(Goal)
Take every line from the listing below that contains "ALMANSA".

(Records from a data collection)
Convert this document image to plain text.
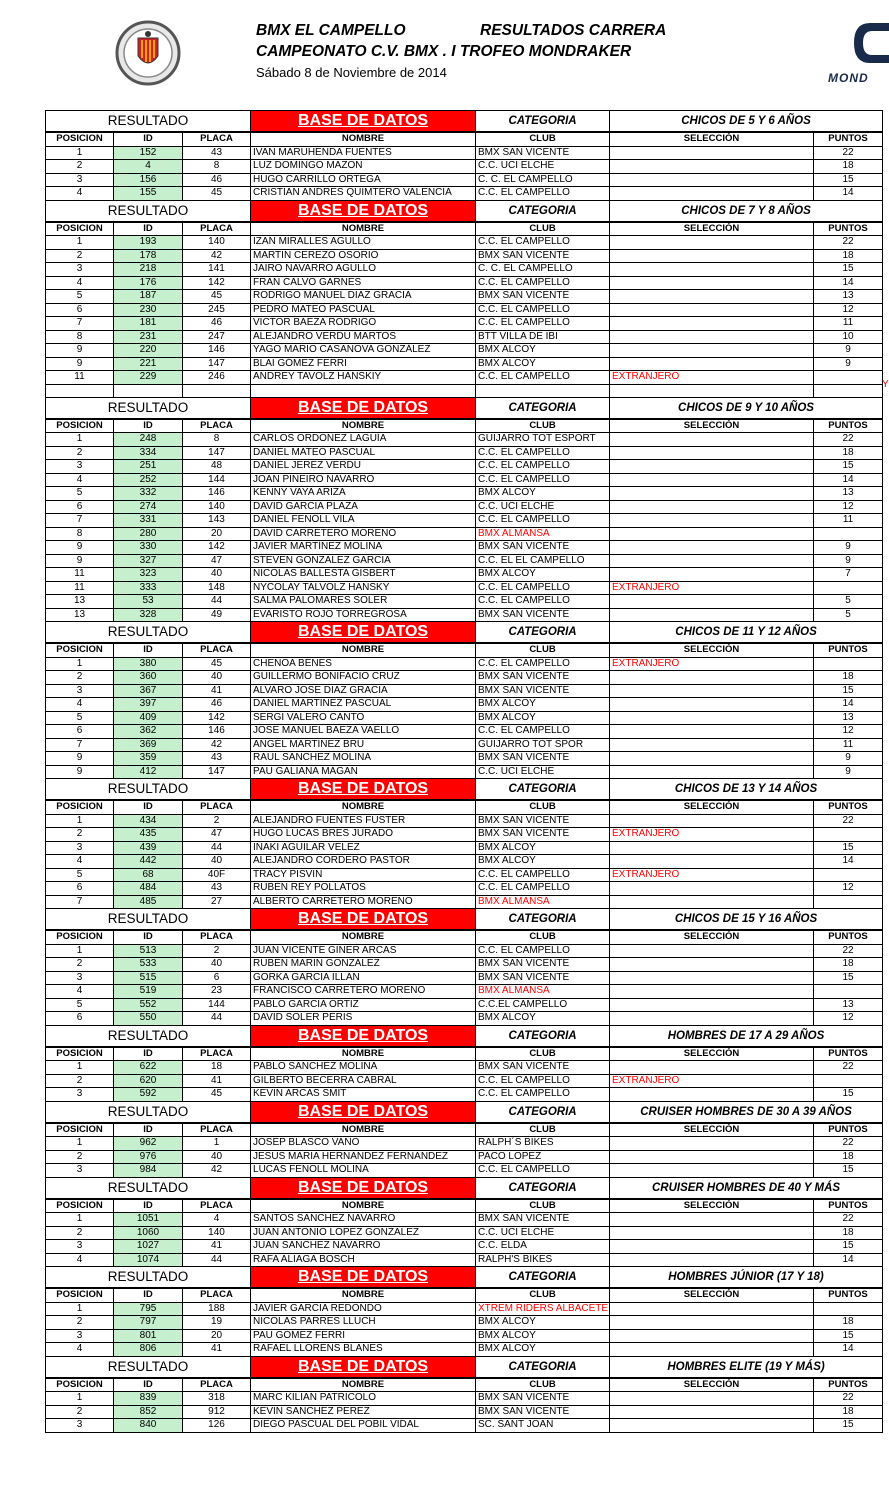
BMX EL CAMPELLO	RESULTADOS CARRERA
CAMPEONATO C.V. BMX . I TROFEO MONDRAKER
Sábado 8 de Noviembre de 2014	MOND
RESULTADO			BASE DE DATOS	CATEGORIA	CHICOS DE 5 Y 6 AÑOS	
POSICION	ID	PLACA	NOMBRE	CLUB	SELECCIÓN	PUNTOS
1	152	43	IVAN MARUHENDA FUENTES	BMX SAN VICENTE		22
2	4	8	LUZ DOMINGO MAZON	C.C. UCI ELCHE		18
3	156	46	HUGO CARRILLO ORTEGA	C. C. EL CAMPELLO		15
4	155	45	CRISTIAN ANDRES QUIMTERO VALENCIA	C.C. EL CAMPELLO		14
RESULTADO			BASE DE DATOS	CATEGORIA	CHICOS DE 7 Y 8 AÑOS	
POSICION	ID	PLACA	NOMBRE	CLUB	SELECCIÓN	PUNTOS
1	193	140	IZAN MIRALLES AGULLO	C.C. EL CAMPELLO		22
2	178	42	MARTIN CEREZO OSORIO	BMX SAN VICENTE		18
3	218	141	JAIRO NAVARRO AGULLO	C. C. EL CAMPELLO		15
4	176	142	FRAN CALVO GARNES	C.C. EL CAMPELLO		14
5	187	45	RODRIGO MANUEL DIAZ GRACIA	BMX SAN VICENTE		13
6	230	245	PEDRO MATEO PASCUAL	C.C. EL CAMPELLO		12
7	181	46	VICTOR BAEZA RODRIGO	C.C. EL CAMPELLO		11
8	231	247	ALEJANDRO VERDU MARTOS	BTT VILLA DE IBI		10
9	220	146	YAGO MARIO CASANOVA GONZÁLEZ	BMX ALCOY		9
9	221	147	BLAI GÓMEZ FERRI	BMX ALCOY		9
11	229	246	ANDREY TAVOLZ HANSKIY	C.C. EL CAMPELLO	EXTRANJERO	

RESULTADO			BASE DE DATOS	CATEGORIA	CHICOS DE 9 Y 10 AÑOS	
POSICION	ID	PLACA	NOMBRE	CLUB	SELECCIÓN	PUNTOS
1	248	8	CARLOS ORDOÑEZ LAGUÍA	GUIJARRO TOT ESPORT		22
2	334	147	DANIEL MATEO PASCUAL	C.C. EL CAMPELLO		18
3	251	48	DANIEL JEREZ VERDU	C.C. EL CAMPELLO		15
4	252	144	JOAN PIÑEIRO NAVARRO	C.C. EL CAMPELLO		14
5	332	146	KENNY VAYA ARIZA	BMX ALCOY		13
6	274	140	DAVID GARCIA PLAZA	C.C. UCI ELCHE		12
7	331	143	DANIEL FENOLL VILA	C.C. EL CAMPELLO		11
8	280	20	DAVID CARRETERO MORENO	BMX ALMANSA		
9	330	142	JAVIER MARTÍNEZ MOLINA	BMX SAN VICENTE		9
9	327	47	STEVEN GONZALEZ GARCIA	C.C. EL EL CAMPELLO		9
11	323	40	NICOLAS BALLESTA GISBERT	BMX ALCOY		7
11	333	148	NYCOLAY TALVOLZ HANSKY	C.C. EL CAMPELLO	EXTRANJERO	
13	53	44	SALMA PALOMARES SOLER	C.C. EL CAMPELLO		5
13	328	49	EVARISTO ROJO TORREGROSA	BMX SAN VICENTE		5
RESULTADO			BASE DE DATOS	CATEGORIA	CHICOS DE 11 Y 12 AÑOS	
POSICION	ID	PLACA	NOMBRE	CLUB	SELECCIÓN	PUNTOS
1	380	45	CHENOA BENES	C.C. EL CAMPELLO	EXTRANJERO	
2	360	40	GUILLERMO BONIFACIO CRUZ	BMX SAN VICENTE		18
3	367	41	ALVARO JOSE DIAZ GRACIA	BMX SAN VICENTE		15
4	397	46	DANIEL MARTINEZ PASCUAL	BMX ALCOY		14
5	409	142	SERGI VALERO CANTO	BMX ALCOY		13
6	362	146	JOSE MANUEL BAEZA VAELLO	C.C. EL CAMPELLO		12
7	369	42	ANGEL MARTINEZ BRU	GUIJARRO TOT SPOR		11
9	359	43	RAUL SANCHEZ MOLINA	BMX SAN VICENTE		9
9	412	147	PAU GALIANA MAGAN	C.C. UCI ELCHE		9
RESULTADO			BASE DE DATOS	CATEGORIA	CHICOS DE 13 Y 14 AÑOS	
POSICION	ID	PLACA	NOMBRE	CLUB	SELECCIÓN	PUNTOS
1	434	2	ALEJANDRO FUENTES FUSTER	BMX SAN VICENTE		22
2	435	47	HUGO LUCAS BRES JURADO	BMX SAN VICENTE	EXTRANJERO	
3	439	44	IÑAKI AGUILAR VELEZ	BMX ALCOY		15
4	442	40	ALEJANDRO CORDERO PASTOR	BMX ALCOY		14
5	68	40F	TRACY PISVIN	C.C. EL CAMPELLO	EXTRANJERO	
6	484	43	RUBEN REY POLLATOS	C.C. EL CAMPELLO		12
7	485	27	ALBERTO CARRETERO MORENO	BMX ALMANSA		
RESULTADO			BASE DE DATOS	CATEGORIA	CHICOS DE 15 Y 16 AÑOS	
POSICION	ID	PLACA	NOMBRE	CLUB	SELECCIÓN	PUNTOS
1	513	2	JUAN VICENTE GINER ARCAS	C.C. EL CAMPELLO		22
2	533	40	RUBEN MARIN GONZALEZ	BMX SAN VICENTE		18
3	515	6	GORKA GARCIA ILLAN	BMX SAN VICENTE		15
4	519	23	FRANCISCO CARRETERO MORENO	BMX ALMANSA		
5	552	144	PABLO GARCIA ORTIZ	C.C.EL CAMPELLO		13
6	550	44	DAVID SOLER PERIS	BMX ALCOY		12
RESULTADO			BASE DE DATOS	CATEGORIA	HOMBRES DE 17 A 29 AÑOS	
POSICION	ID	PLACA	NOMBRE	CLUB	SELECCIÓN	PUNTOS
1	622	18	PABLO SANCHEZ MOLINA	BMX SAN VICENTE		22
2	620	41	GILBERTO BECERRA CABRAL	C.C. EL CAMPELLO	EXTRANJERO	
3	592	45	KEVIN ARCAS SMIT	C.C. EL CAMPELLO		15
RESULTADO			BASE DE DATOS	CATEGORIA	CRUISER HOMBRES DE 30 A 39 AÑOS	
POSICION	ID	PLACA	NOMBRE	CLUB	SELECCIÓN	PUNTOS
1	962	1	JOSEP BLASCO VAÑO	RALPH´S BIKES		22
2	976	40	JESUS MARIA HERNANDEZ FERNANDEZ	PACO LOPEZ		18
3	984	42	LUCAS FENOLL MOLINA	C.C. EL CAMPELLO		15
RESULTADO			BASE DE DATOS	CATEGORIA	CRUISER HOMBRES DE 40 Y MÁS	
POSICION	ID	PLACA	NOMBRE	CLUB	SELECCIÓN	PUNTOS
1	1051	4	SANTOS SANCHEZ NAVARRO	BMX SAN VICENTE		22
2	1060	140	JUAN ANTONIO LOPEZ GONZALEZ	C.C. UCI ELCHE		18
3	1027	41	JUAN SANCHEZ NAVARRO	C.C. ELDA		15
4	1074	44	RAFA ALIAGA BOSCH	RALPH'S BIKES		14
RESULTADO			BASE DE DATOS	CATEGORIA	HOMBRES JÚNIOR (17 Y 18)	
POSICION	ID	PLACA	NOMBRE	CLUB	SELECCIÓN	PUNTOS
1	795	188	JAVIER GARCIA REDONDO	XTREM RIDERS ALBACETE		
2	797	19	NICOLAS PARRES LLUCH	BMX ALCOY		18
3	801	20	PAU GOMEZ FERRI	BMX ALCOY		15
4	806	41	RAFAEL LLORENS BLANES	BMX ALCOY		14
RESULTADO			BASE DE DATOS	CATEGORIA	HOMBRES ELITE (19 Y MÁS)	
POSICION	ID	PLACA	NOMBRE	CLUB	SELECCIÓN	PUNTOS
1	839	318	MARC KILIAN PATRICOLO	BMX SAN VICENTE		22
2	852	912	KEVIN SANCHEZ PEREZ	BMX SAN VICENTE		18
3	840	126	DIEGO PASCUAL DEL POBIL VIDAL	SC. SANT JOAN		15
Y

(Correct response)
8	280	20	DAVID CARRETERO MORENO	BMX ALMANSA		
7	485	27	ALBERTO CARRETERO MORENO	BMX ALMANSA		
4	519	23	FRANCISCO CARRETERO MORENO	BMX ALMANSA		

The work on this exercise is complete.